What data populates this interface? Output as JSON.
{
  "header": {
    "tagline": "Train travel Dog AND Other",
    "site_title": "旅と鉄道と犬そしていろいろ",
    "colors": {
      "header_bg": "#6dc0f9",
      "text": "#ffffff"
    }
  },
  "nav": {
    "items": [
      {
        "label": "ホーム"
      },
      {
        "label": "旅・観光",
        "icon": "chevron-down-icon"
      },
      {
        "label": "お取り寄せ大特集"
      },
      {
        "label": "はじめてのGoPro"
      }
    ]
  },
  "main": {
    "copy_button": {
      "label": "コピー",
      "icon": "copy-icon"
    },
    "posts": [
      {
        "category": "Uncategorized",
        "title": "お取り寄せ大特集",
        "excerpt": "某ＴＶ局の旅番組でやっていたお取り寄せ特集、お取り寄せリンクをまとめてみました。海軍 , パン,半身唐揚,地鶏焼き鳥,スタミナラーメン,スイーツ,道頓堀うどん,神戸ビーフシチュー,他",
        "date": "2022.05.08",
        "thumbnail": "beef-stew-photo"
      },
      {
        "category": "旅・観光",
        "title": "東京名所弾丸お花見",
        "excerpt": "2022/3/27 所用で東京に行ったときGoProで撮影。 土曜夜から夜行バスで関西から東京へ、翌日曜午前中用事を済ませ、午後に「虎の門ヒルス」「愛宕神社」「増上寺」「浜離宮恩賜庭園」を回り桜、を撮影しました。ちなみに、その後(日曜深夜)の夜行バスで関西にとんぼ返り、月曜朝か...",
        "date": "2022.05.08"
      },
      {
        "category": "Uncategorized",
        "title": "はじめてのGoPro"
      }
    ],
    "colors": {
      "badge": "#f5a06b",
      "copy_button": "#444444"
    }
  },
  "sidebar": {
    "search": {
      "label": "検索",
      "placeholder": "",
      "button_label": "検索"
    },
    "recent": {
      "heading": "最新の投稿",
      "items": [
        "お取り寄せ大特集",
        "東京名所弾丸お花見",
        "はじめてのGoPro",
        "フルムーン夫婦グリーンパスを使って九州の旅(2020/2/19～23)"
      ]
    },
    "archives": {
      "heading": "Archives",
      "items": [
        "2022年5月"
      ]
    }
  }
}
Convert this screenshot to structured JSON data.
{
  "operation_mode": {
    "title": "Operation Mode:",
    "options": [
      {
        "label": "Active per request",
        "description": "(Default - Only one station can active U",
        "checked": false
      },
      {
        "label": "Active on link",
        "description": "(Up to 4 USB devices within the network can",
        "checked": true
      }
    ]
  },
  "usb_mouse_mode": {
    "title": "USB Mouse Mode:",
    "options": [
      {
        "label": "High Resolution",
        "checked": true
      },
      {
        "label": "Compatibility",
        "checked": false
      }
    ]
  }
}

SET TASK:
Set down each entry again, unchanged.

SOLUTION:
What data populates this interface? Output as JSON.
{
  "header": {
    "tagline": "Train travel Dog AND Other",
    "site_title": "旅と鉄道と犬そしていろいろ",
    "colors": {
      "header_bg": "#6dc0f9",
      "text": "#ffffff"
    }
  },
  "nav": {
    "items": [
      {
        "label": "ホーム"
      },
      {
        "label": "旅・観光",
        "icon": "chevron-down-icon"
      },
      {
        "label": "お取り寄せ大特集"
      },
      {
        "label": "はじめてのGoPro"
      }
    ]
  },
  "main": {
    "copy_button": {
      "label": "コピー",
      "icon": "copy-icon"
    },
    "posts": [
      {
        "category": "Uncategorized",
        "title": "お取り寄せ大特集",
        "excerpt": "某ＴＶ局の旅番組でやっていたお取り寄せ特集、お取り寄せリンクをまとめてみました。海軍 , パン,半身唐揚,地鶏焼き鳥,スタミナラーメン,スイーツ,道頓堀うどん,神戸ビーフシチュー,他",
        "date": "2022.05.08",
        "thumbnail": "beef-stew-photo"
      },
      {
        "category": "旅・観光",
        "title": "東京名所弾丸お花見",
        "excerpt": "2022/3/27 所用で東京に行ったときGoProで撮影。 土曜夜から夜行バスで関西から東京へ、翌日曜午前中用事を済ませ、午後に「虎の門ヒルス」「愛宕神社」「増上寺」「浜離宮恩賜庭園」を回り桜、を撮影しました。ちなみに、その後(日曜深夜)の夜行バスで関西にとんぼ返り、月曜朝か...",
        "date": "2022.05.08"
      },
      {
        "category": "Uncategorized",
        "title": "はじめてのGoPro"
      }
    ],
    "colors": {
      "badge": "#f5a06b",
      "copy_button": "#444444"
    }
  },
  "sidebar": {
    "search": {
      "label": "検索",
      "placeholder": "",
      "button_label": "検索"
    },
    "recent": {
      "heading": "最新の投稿",
      "items": [
        "お取り寄せ大特集",
        "東京名所弾丸お花見",
        "はじめてのGoPro",
        "フルムーン夫婦グリーンパスを使って九州の旅(2020/2/19～23)"
      ]
    },
    "archives": {
      "heading": "Archives",
      "items": [
        "2022年5月"
      ]
    }
  }
}
Convert this screenshot to structured JSON data.
{
  "operation_mode": {
    "title": "Operation Mode:",
    "options": [
      {
        "label": "Active per request",
        "description": "(Default - Only one station can active U",
        "checked": false
      },
      {
        "label": "Active on link",
        "description": "(Up to 4 USB devices within the network can",
        "checked": true
      }
    ]
  },
  "usb_mouse_mode": {
    "title": "USB Mouse Mode:",
    "options": [
      {
        "label": "High Resolution",
        "checked": true
      },
      {
        "label": "Compatibility",
        "checked": false
      }
    ]
  }
}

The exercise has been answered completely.